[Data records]
- - - - -

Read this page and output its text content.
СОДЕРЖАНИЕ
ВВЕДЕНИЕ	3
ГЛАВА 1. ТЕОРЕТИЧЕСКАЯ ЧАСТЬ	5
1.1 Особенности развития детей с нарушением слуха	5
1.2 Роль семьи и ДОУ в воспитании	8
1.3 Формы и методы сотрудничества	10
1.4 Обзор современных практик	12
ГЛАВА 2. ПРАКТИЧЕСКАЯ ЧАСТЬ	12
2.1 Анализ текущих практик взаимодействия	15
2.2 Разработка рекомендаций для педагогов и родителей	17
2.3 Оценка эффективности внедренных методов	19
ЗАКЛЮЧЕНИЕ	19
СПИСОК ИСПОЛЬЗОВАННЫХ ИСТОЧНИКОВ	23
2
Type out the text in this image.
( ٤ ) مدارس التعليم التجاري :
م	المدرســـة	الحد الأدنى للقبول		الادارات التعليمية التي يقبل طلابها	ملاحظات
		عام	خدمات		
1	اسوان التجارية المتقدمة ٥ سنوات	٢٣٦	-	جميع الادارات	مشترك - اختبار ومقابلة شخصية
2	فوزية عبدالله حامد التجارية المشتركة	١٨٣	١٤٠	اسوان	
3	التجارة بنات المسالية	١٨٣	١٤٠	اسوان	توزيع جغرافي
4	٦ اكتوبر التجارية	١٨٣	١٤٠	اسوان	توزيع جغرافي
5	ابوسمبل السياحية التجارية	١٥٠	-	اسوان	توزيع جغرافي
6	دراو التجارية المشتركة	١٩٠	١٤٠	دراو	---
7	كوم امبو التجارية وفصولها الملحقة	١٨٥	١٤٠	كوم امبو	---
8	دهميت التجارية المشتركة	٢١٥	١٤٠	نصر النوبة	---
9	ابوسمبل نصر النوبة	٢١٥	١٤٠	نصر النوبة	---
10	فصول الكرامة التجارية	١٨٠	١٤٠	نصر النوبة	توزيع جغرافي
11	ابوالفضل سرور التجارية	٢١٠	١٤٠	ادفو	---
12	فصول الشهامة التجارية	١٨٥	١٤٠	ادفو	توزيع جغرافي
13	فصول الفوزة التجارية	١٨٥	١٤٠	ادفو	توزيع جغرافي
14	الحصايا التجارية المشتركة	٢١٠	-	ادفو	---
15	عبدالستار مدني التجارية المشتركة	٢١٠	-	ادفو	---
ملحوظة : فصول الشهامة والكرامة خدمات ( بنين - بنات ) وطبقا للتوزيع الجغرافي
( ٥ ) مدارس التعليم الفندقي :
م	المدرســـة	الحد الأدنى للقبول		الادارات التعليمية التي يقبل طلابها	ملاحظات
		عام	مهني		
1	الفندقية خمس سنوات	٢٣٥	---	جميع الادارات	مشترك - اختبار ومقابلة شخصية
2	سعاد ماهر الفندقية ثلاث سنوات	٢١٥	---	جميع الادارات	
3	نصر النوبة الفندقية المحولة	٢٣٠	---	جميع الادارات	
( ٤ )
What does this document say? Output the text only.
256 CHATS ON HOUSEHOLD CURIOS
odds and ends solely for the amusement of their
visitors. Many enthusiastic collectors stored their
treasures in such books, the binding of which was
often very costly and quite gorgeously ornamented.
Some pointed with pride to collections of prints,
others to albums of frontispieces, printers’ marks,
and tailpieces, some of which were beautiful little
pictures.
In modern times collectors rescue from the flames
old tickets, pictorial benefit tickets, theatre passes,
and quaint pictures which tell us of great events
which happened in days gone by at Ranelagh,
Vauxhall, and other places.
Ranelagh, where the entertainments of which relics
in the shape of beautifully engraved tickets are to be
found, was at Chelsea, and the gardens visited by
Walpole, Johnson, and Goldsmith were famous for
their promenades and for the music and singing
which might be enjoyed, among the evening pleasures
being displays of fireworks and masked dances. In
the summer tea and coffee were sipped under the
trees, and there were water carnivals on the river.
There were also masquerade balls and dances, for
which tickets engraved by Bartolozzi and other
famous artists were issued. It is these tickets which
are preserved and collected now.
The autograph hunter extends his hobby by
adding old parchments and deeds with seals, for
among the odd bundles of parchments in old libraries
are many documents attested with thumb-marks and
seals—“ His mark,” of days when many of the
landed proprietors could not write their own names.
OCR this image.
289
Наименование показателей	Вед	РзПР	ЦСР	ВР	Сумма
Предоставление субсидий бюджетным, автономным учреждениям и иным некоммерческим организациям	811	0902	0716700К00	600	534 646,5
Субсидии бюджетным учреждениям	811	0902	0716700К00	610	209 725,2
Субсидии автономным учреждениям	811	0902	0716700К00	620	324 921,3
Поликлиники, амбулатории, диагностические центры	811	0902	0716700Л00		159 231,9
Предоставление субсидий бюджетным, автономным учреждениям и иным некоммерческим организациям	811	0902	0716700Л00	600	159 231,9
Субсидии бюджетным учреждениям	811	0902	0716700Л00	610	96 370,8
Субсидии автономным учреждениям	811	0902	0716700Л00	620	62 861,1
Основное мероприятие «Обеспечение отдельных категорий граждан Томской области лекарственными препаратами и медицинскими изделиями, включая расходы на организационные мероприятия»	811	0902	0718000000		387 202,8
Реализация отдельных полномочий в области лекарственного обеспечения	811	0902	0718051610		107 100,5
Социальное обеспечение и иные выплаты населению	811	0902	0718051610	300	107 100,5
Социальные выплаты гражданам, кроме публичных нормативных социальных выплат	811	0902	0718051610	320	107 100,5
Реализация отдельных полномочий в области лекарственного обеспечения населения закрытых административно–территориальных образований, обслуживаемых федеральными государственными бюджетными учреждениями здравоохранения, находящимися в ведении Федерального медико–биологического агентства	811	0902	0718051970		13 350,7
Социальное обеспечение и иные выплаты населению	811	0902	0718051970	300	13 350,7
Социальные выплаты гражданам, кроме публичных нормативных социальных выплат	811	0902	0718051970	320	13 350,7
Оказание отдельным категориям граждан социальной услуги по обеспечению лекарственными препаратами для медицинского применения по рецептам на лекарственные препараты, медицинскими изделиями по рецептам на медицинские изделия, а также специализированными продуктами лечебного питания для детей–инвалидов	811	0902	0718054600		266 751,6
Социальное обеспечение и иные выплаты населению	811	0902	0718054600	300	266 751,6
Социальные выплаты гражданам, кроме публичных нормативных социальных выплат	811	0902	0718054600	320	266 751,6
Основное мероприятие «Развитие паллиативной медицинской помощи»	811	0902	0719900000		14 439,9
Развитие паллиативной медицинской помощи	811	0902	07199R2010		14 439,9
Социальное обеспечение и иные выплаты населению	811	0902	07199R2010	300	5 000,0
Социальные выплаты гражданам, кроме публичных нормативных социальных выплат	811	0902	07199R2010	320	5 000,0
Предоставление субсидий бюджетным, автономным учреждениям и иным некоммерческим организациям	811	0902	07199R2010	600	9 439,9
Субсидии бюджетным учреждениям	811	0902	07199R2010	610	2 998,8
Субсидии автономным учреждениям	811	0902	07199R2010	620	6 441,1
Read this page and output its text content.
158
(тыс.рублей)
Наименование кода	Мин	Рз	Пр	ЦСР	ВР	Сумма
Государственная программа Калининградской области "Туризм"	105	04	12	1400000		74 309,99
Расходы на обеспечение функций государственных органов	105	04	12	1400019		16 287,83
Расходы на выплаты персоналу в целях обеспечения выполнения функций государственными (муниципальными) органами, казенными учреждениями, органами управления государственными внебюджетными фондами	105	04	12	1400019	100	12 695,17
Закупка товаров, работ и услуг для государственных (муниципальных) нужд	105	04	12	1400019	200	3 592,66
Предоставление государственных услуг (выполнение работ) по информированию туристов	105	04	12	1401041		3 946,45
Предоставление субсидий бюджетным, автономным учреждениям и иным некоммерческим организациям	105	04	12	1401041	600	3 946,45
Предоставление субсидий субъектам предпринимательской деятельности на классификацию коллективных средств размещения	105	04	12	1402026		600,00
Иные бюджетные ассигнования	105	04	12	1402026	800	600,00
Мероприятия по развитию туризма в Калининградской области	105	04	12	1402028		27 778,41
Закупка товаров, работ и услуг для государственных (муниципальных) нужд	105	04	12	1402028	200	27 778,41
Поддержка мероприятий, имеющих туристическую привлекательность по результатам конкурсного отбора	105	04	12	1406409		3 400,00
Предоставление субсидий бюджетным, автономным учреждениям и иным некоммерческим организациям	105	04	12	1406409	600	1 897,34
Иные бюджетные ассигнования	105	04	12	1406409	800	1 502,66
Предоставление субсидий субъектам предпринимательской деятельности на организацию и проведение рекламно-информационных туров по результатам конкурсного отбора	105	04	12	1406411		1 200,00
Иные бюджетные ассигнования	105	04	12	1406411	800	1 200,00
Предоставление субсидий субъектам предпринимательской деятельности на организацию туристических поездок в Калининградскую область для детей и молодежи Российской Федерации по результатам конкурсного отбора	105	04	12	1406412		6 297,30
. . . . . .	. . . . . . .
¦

- - - - -

- Task to carry out:
Only lines with the string "иным" belong in your answer; copy each one.

- Correct response:
Предоставление субсидий бюджетным, автономным учреждениям и иным некоммерческим организациям	811	0902	0716700К00	600	534 646,5
Предоставление субсидий бюджетным, автономным учреждениям и иным некоммерческим организациям	811	0902	0716700Л00	600	159 231,9
Предоставление субсидий бюджетным, автономным учреждениям и иным некоммерческим организациям	811	0902	07199R2010	600	9 439,9
Предоставление субсидий бюджетным, автономным учреждениям и иным некоммерческим организациям	105	04	12	1401041	600	3 946,45
Предоставление субсидий бюджетным, автономным учреждениям и иным некоммерческим организациям	105	04	12	1406409	600	1 897,34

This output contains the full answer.